Entries provided
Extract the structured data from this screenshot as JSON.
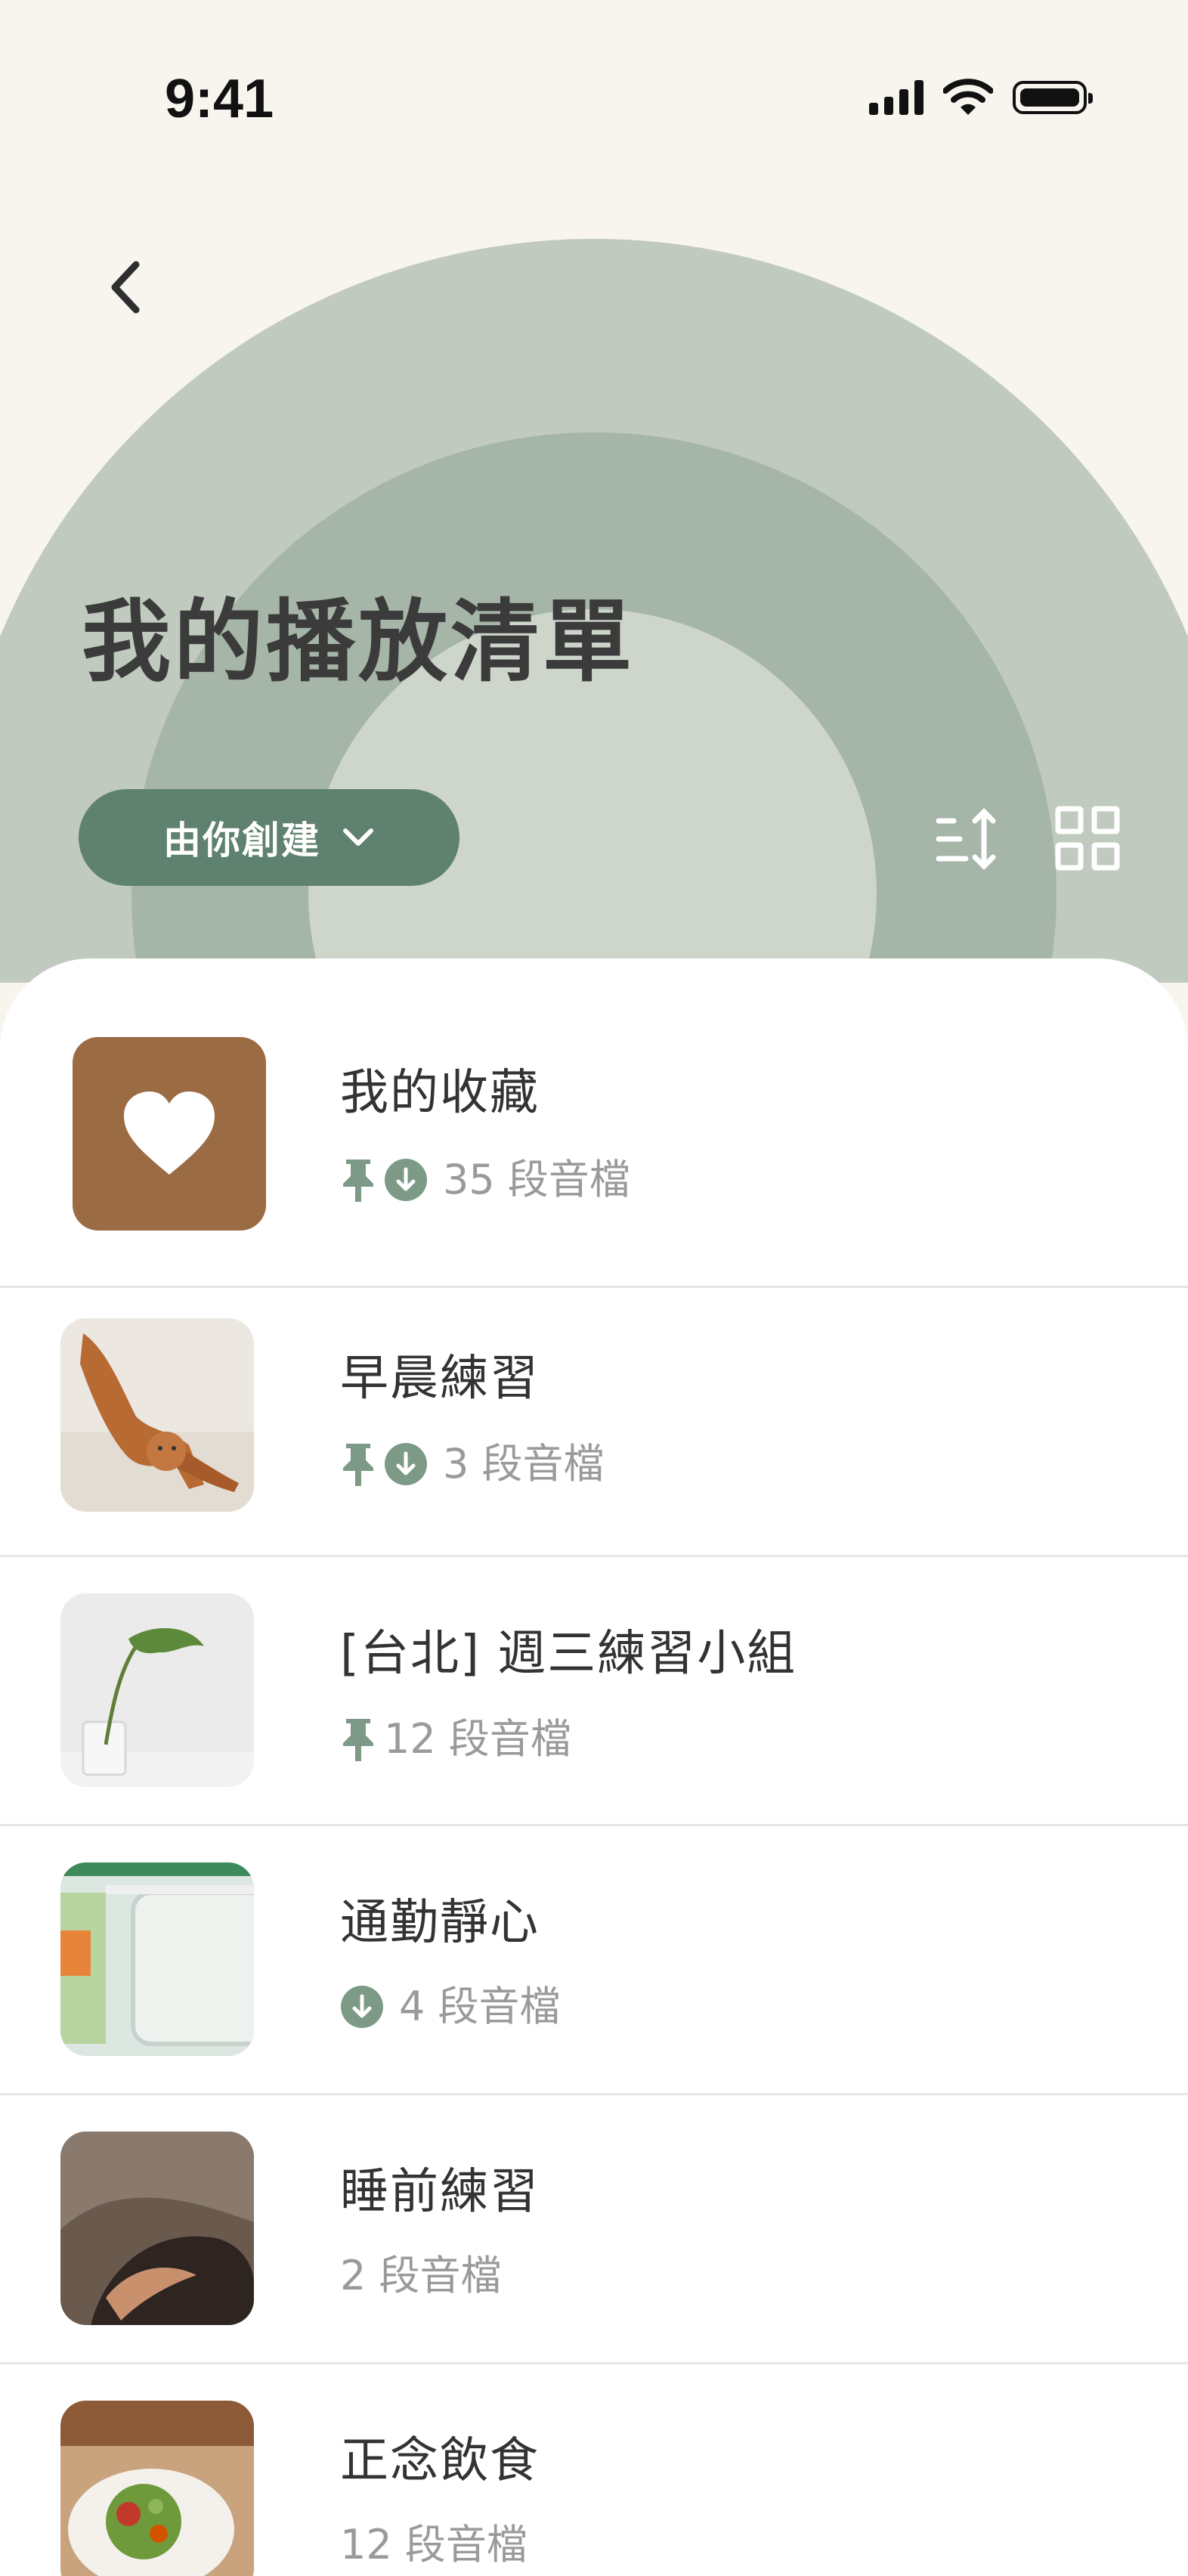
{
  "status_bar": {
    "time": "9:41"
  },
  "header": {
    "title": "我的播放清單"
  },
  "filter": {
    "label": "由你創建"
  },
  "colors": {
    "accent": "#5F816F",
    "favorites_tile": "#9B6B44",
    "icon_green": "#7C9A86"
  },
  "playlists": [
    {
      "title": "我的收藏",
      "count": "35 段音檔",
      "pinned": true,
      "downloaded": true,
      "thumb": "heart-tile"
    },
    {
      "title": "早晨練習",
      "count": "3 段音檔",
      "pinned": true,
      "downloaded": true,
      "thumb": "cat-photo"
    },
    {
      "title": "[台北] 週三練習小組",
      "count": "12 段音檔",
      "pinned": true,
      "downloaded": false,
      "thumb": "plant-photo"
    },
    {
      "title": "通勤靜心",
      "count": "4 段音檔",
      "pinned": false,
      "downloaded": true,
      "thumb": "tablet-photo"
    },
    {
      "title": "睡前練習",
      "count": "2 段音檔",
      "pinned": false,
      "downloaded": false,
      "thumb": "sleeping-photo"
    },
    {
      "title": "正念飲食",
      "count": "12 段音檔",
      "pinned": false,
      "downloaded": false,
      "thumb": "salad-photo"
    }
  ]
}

The task
Repeat all of the records verbatim, leaving out the pictures.

Task answer
Extract the structured data from this screenshot as JSON.
{
  "status_bar": {
    "time": "9:41"
  },
  "header": {
    "title": "我的播放清單"
  },
  "filter": {
    "label": "由你創建"
  },
  "colors": {
    "accent": "#5F816F",
    "favorites_tile": "#9B6B44",
    "icon_green": "#7C9A86"
  },
  "playlists": [
    {
      "title": "我的收藏",
      "count": "35 段音檔",
      "pinned": true,
      "downloaded": true,
      "thumb": "heart-tile"
    },
    {
      "title": "早晨練習",
      "count": "3 段音檔",
      "pinned": true,
      "downloaded": true,
      "thumb": "cat-photo"
    },
    {
      "title": "[台北] 週三練習小組",
      "count": "12 段音檔",
      "pinned": true,
      "downloaded": false,
      "thumb": "plant-photo"
    },
    {
      "title": "通勤靜心",
      "count": "4 段音檔",
      "pinned": false,
      "downloaded": true,
      "thumb": "tablet-photo"
    },
    {
      "title": "睡前練習",
      "count": "2 段音檔",
      "pinned": false,
      "downloaded": false,
      "thumb": "sleeping-photo"
    },
    {
      "title": "正念飲食",
      "count": "12 段音檔",
      "pinned": false,
      "downloaded": false,
      "thumb": "salad-photo"
    }
  ]
}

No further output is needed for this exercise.